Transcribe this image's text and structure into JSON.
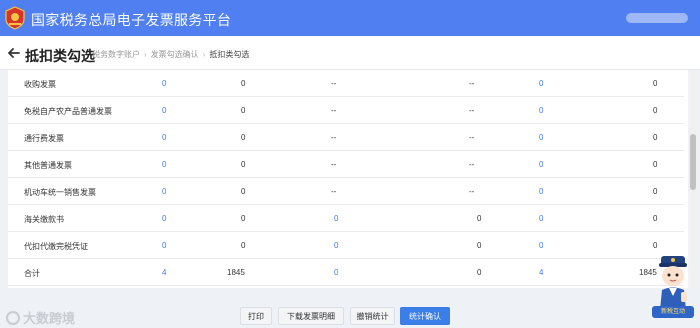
{
  "header": {
    "app_title": "国家税务总局电子发票服务平台",
    "brand_color": "#4f7ff0",
    "emblem_icon": "tax-emblem-icon"
  },
  "nav": {
    "page_title": "抵扣类勾选",
    "back_icon": "arrow-left-icon",
    "breadcrumb": [
      "税务数字账户",
      "发票勾选确认",
      "抵扣类勾选"
    ]
  },
  "table": {
    "link_color": "#3b7ee8",
    "rows": [
      {
        "name": "收购发票",
        "c1": "0",
        "c2": "0",
        "c3": "--",
        "c4": "--",
        "c5": "0",
        "c6": "0"
      },
      {
        "name": "免税自产农产品普通发票",
        "c1": "0",
        "c2": "0",
        "c3": "--",
        "c4": "--",
        "c5": "0",
        "c6": "0"
      },
      {
        "name": "通行费发票",
        "c1": "0",
        "c2": "0",
        "c3": "--",
        "c4": "--",
        "c5": "0",
        "c6": "0"
      },
      {
        "name": "其他普通发票",
        "c1": "0",
        "c2": "0",
        "c3": "--",
        "c4": "--",
        "c5": "0",
        "c6": "0"
      },
      {
        "name": "机动车统一销售发票",
        "c1": "0",
        "c2": "0",
        "c3": "--",
        "c4": "--",
        "c5": "0",
        "c6": "0"
      },
      {
        "name": "海关缴款书",
        "c1": "0",
        "c2": "0",
        "c3": "0",
        "c4": "0",
        "c5": "0",
        "c6": "0"
      },
      {
        "name": "代扣代缴完税凭证",
        "c1": "0",
        "c2": "0",
        "c3": "0",
        "c4": "0",
        "c5": "0",
        "c6": "0"
      },
      {
        "name": "合计",
        "c1": "4",
        "c2": "1845",
        "c3": "0",
        "c4": "0",
        "c5": "4",
        "c6": "1845"
      }
    ]
  },
  "footer": {
    "print_label": "打印",
    "download_label": "下载发票明细",
    "revoke_label": "撤销统计",
    "confirm_label": "统计确认"
  },
  "watermark": {
    "text": "大数跨境"
  },
  "mascot": {
    "label": "新税互动"
  }
}
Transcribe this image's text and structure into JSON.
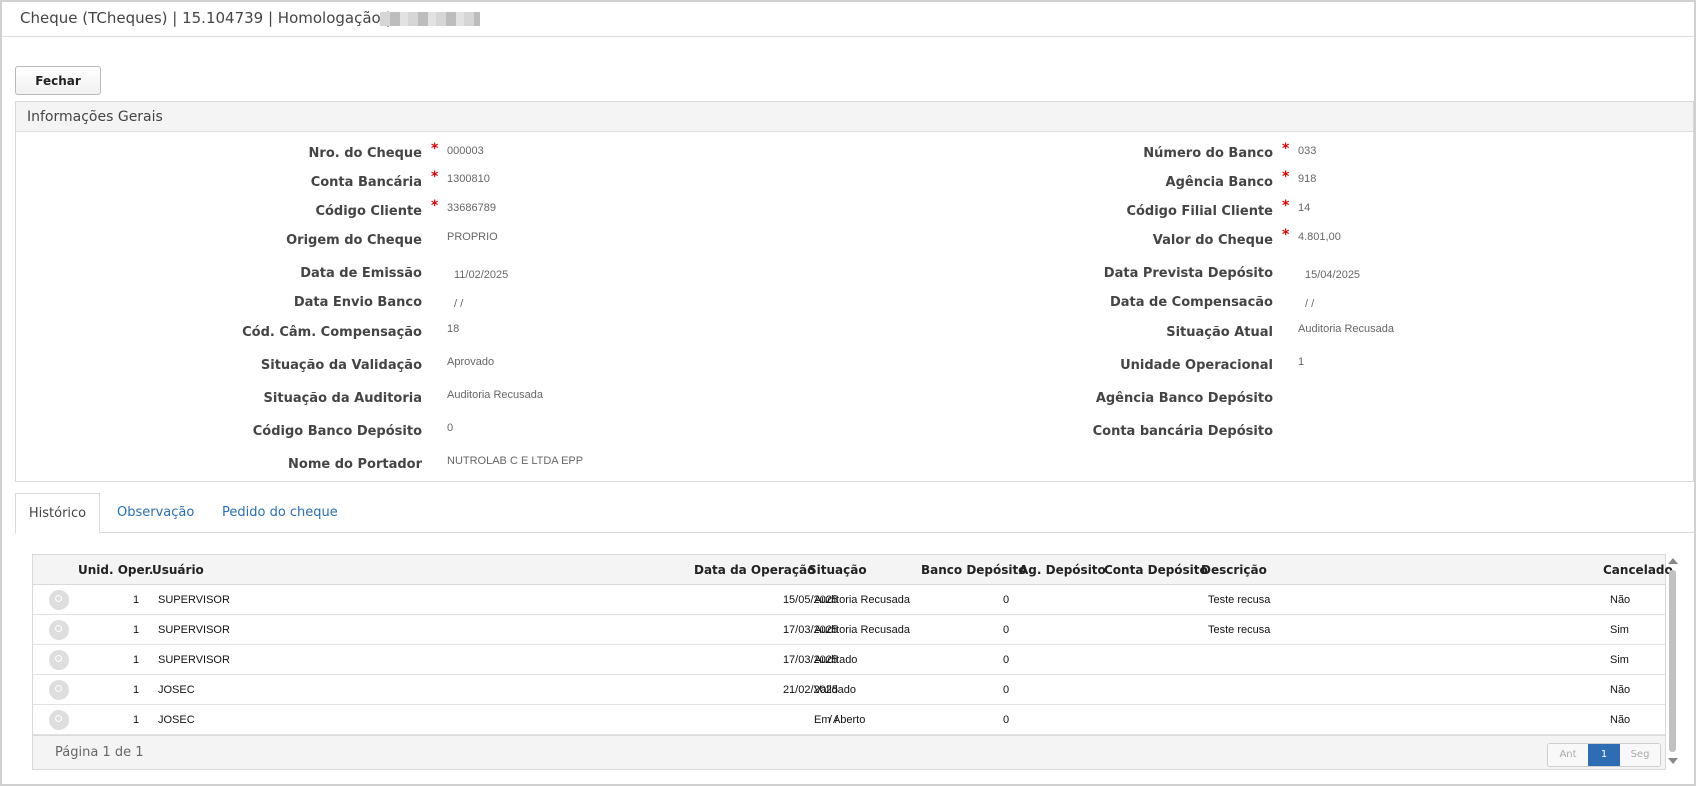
{
  "window": {
    "title": "Cheque (TCheques) | 15.104739 | Homologação |",
    "redacted_icon": "redacted-text"
  },
  "toolbar": {
    "close_label": "Fechar"
  },
  "panel": {
    "title": "Informações Gerais",
    "left_fields": [
      {
        "label": "Nro. do Cheque",
        "value": "000003",
        "required": "*"
      },
      {
        "label": "Conta Bancária",
        "value": "1300810",
        "required": "*"
      },
      {
        "label": "Código Cliente",
        "value": "33686789",
        "required": "*"
      },
      {
        "label": "Origem do Cheque",
        "value": "PROPRIO"
      },
      {
        "label": "Data de Emissão",
        "value": "11/02/2025"
      },
      {
        "label": "Data Envio Banco",
        "value": "/ /"
      },
      {
        "label": "Cód. Câm. Compensação",
        "value": "18"
      },
      {
        "label": "Situação da Validação",
        "value": "Aprovado"
      },
      {
        "label": "Situação da Auditoria",
        "value": "Auditoria Recusada"
      },
      {
        "label": "Código Banco Depósito",
        "value": "0"
      },
      {
        "label": "Nome do Portador",
        "value": "NUTROLAB C E LTDA EPP"
      }
    ],
    "right_fields": [
      {
        "label": "Número do Banco",
        "value": "033",
        "required": "*"
      },
      {
        "label": "Agência Banco",
        "value": "918",
        "required": "*"
      },
      {
        "label": "Código Filial Cliente",
        "value": "14",
        "required": "*"
      },
      {
        "label": "Valor do Cheque",
        "value": "4.801,00",
        "required": "*"
      },
      {
        "label": "Data Prevista Depósito",
        "value": "15/04/2025"
      },
      {
        "label": "Data de Compensacão",
        "value": "/ /"
      },
      {
        "label": "Situação Atual",
        "value": "Auditoria Recusada"
      },
      {
        "label": "Unidade Operacional",
        "value": "1"
      },
      {
        "label": "Agência Banco Depósito",
        "value": ""
      },
      {
        "label": "Conta bancária Depósito",
        "value": ""
      }
    ]
  },
  "tabs": [
    {
      "label": "Histórico",
      "active": true
    },
    {
      "label": "Observação"
    },
    {
      "label": "Pedido do cheque"
    }
  ],
  "history": {
    "columns": [
      "Unid. Oper.",
      "Usuário",
      "Data da Operação",
      "Situação",
      "Banco Depósito",
      "Ag. Depósito",
      "Conta Depósito",
      "Descrição",
      "Cancelado"
    ],
    "row_icon": "magnifier-icon",
    "rows": [
      {
        "unid": "1",
        "usuario": "SUPERVISOR",
        "data": "15/05/2025",
        "situacao": "Auditoria Recusada",
        "banco": "0",
        "ag": "",
        "conta": "",
        "descricao": "Teste recusa",
        "cancelado": "Não"
      },
      {
        "unid": "1",
        "usuario": "SUPERVISOR",
        "data": "17/03/2025",
        "situacao": "Auditoria Recusada",
        "banco": "0",
        "ag": "",
        "conta": "",
        "descricao": "Teste recusa",
        "cancelado": "Sim"
      },
      {
        "unid": "1",
        "usuario": "SUPERVISOR",
        "data": "17/03/2025",
        "situacao": "Auditado",
        "banco": "0",
        "ag": "",
        "conta": "",
        "descricao": "",
        "cancelado": "Sim"
      },
      {
        "unid": "1",
        "usuario": "JOSEC",
        "data": "21/02/2025",
        "situacao": "Validado",
        "banco": "0",
        "ag": "",
        "conta": "",
        "descricao": "",
        "cancelado": "Não"
      },
      {
        "unid": "1",
        "usuario": "JOSEC",
        "data": "/ /",
        "situacao": "Em Aberto",
        "banco": "0",
        "ag": "",
        "conta": "",
        "descricao": "",
        "cancelado": "Não"
      }
    ],
    "footer": {
      "page_info": "Página 1 de 1",
      "prev": "Ant",
      "current": "1",
      "next": "Seg"
    }
  },
  "colors": {
    "accent": "#2e6db4",
    "required": "#e00000",
    "link": "#2a6fb3"
  }
}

###

Written task - From the entries above, output every line exactly and omit any image.

Expected answer -
Transcribe this image's text and structure into JSON.
{
  "header": {
    "app_title": "国家税务总局电子发票服务平台",
    "brand_color": "#4f7ff0",
    "emblem_icon": "tax-emblem-icon"
  },
  "nav": {
    "page_title": "抵扣类勾选",
    "back_icon": "arrow-left-icon",
    "breadcrumb": [
      "税务数字账户",
      "发票勾选确认",
      "抵扣类勾选"
    ]
  },
  "table": {
    "link_color": "#3b7ee8",
    "rows": [
      {
        "name": "收购发票",
        "c1": "0",
        "c2": "0",
        "c3": "--",
        "c4": "--",
        "c5": "0",
        "c6": "0"
      },
      {
        "name": "免税自产农产品普通发票",
        "c1": "0",
        "c2": "0",
        "c3": "--",
        "c4": "--",
        "c5": "0",
        "c6": "0"
      },
      {
        "name": "通行费发票",
        "c1": "0",
        "c2": "0",
        "c3": "--",
        "c4": "--",
        "c5": "0",
        "c6": "0"
      },
      {
        "name": "其他普通发票",
        "c1": "0",
        "c2": "0",
        "c3": "--",
        "c4": "--",
        "c5": "0",
        "c6": "0"
      },
      {
        "name": "机动车统一销售发票",
        "c1": "0",
        "c2": "0",
        "c3": "--",
        "c4": "--",
        "c5": "0",
        "c6": "0"
      },
      {
        "name": "海关缴款书",
        "c1": "0",
        "c2": "0",
        "c3": "0",
        "c4": "0",
        "c5": "0",
        "c6": "0"
      },
      {
        "name": "代扣代缴完税凭证",
        "c1": "0",
        "c2": "0",
        "c3": "0",
        "c4": "0",
        "c5": "0",
        "c6": "0"
      },
      {
        "name": "合计",
        "c1": "4",
        "c2": "1845",
        "c3": "0",
        "c4": "0",
        "c5": "4",
        "c6": "1845"
      }
    ]
  },
  "footer": {
    "print_label": "打印",
    "download_label": "下载发票明细",
    "revoke_label": "撤销统计",
    "confirm_label": "统计确认"
  },
  "watermark": {
    "text": "大数跨境"
  },
  "mascot": {
    "label": "新税互动"
  }
}
Transcribe this image's text and structure into JSON.
{
  "window": {
    "title": "Cheque (TCheques) | 15.104739 | Homologação |",
    "redacted_icon": "redacted-text"
  },
  "toolbar": {
    "close_label": "Fechar"
  },
  "panel": {
    "title": "Informações Gerais",
    "left_fields": [
      {
        "label": "Nro. do Cheque",
        "value": "000003",
        "required": "*"
      },
      {
        "label": "Conta Bancária",
        "value": "1300810",
        "required": "*"
      },
      {
        "label": "Código Cliente",
        "value": "33686789",
        "required": "*"
      },
      {
        "label": "Origem do Cheque",
        "value": "PROPRIO"
      },
      {
        "label": "Data de Emissão",
        "value": "11/02/2025"
      },
      {
        "label": "Data Envio Banco",
        "value": "/ /"
      },
      {
        "label": "Cód. Câm. Compensação",
        "value": "18"
      },
      {
        "label": "Situação da Validação",
        "value": "Aprovado"
      },
      {
        "label": "Situação da Auditoria",
        "value": "Auditoria Recusada"
      },
      {
        "label": "Código Banco Depósito",
        "value": "0"
      },
      {
        "label": "Nome do Portador",
        "value": "NUTROLAB C E LTDA EPP"
      }
    ],
    "right_fields": [
      {
        "label": "Número do Banco",
        "value": "033",
        "required": "*"
      },
      {
        "label": "Agência Banco",
        "value": "918",
        "required": "*"
      },
      {
        "label": "Código Filial Cliente",
        "value": "14",
        "required": "*"
      },
      {
        "label": "Valor do Cheque",
        "value": "4.801,00",
        "required": "*"
      },
      {
        "label": "Data Prevista Depósito",
        "value": "15/04/2025"
      },
      {
        "label": "Data de Compensacão",
        "value": "/ /"
      },
      {
        "label": "Situação Atual",
        "value": "Auditoria Recusada"
      },
      {
        "label": "Unidade Operacional",
        "value": "1"
      },
      {
        "label": "Agência Banco Depósito",
        "value": ""
      },
      {
        "label": "Conta bancária Depósito",
        "value": ""
      }
    ]
  },
  "tabs": [
    {
      "label": "Histórico",
      "active": true
    },
    {
      "label": "Observação"
    },
    {
      "label": "Pedido do cheque"
    }
  ],
  "history": {
    "columns": [
      "Unid. Oper.",
      "Usuário",
      "Data da Operação",
      "Situação",
      "Banco Depósito",
      "Ag. Depósito",
      "Conta Depósito",
      "Descrição",
      "Cancelado"
    ],
    "row_icon": "magnifier-icon",
    "rows": [
      {
        "unid": "1",
        "usuario": "SUPERVISOR",
        "data": "15/05/2025",
        "situacao": "Auditoria Recusada",
        "banco": "0",
        "ag": "",
        "conta": "",
        "descricao": "Teste recusa",
        "cancelado": "Não"
      },
      {
        "unid": "1",
        "usuario": "SUPERVISOR",
        "data": "17/03/2025",
        "situacao": "Auditoria Recusada",
        "banco": "0",
        "ag": "",
        "conta": "",
        "descricao": "Teste recusa",
        "cancelado": "Sim"
      },
      {
        "unid": "1",
        "usuario": "SUPERVISOR",
        "data": "17/03/2025",
        "situacao": "Auditado",
        "banco": "0",
        "ag": "",
        "conta": "",
        "descricao": "",
        "cancelado": "Sim"
      },
      {
        "unid": "1",
        "usuario": "JOSEC",
        "data": "21/02/2025",
        "situacao": "Validado",
        "banco": "0",
        "ag": "",
        "conta": "",
        "descricao": "",
        "cancelado": "Não"
      },
      {
        "unid": "1",
        "usuario": "JOSEC",
        "data": "/ /",
        "situacao": "Em Aberto",
        "banco": "0",
        "ag": "",
        "conta": "",
        "descricao": "",
        "cancelado": "Não"
      }
    ],
    "footer": {
      "page_info": "Página 1 de 1",
      "prev": "Ant",
      "current": "1",
      "next": "Seg"
    }
  },
  "colors": {
    "accent": "#2e6db4",
    "required": "#e00000",
    "link": "#2a6fb3"
  }
}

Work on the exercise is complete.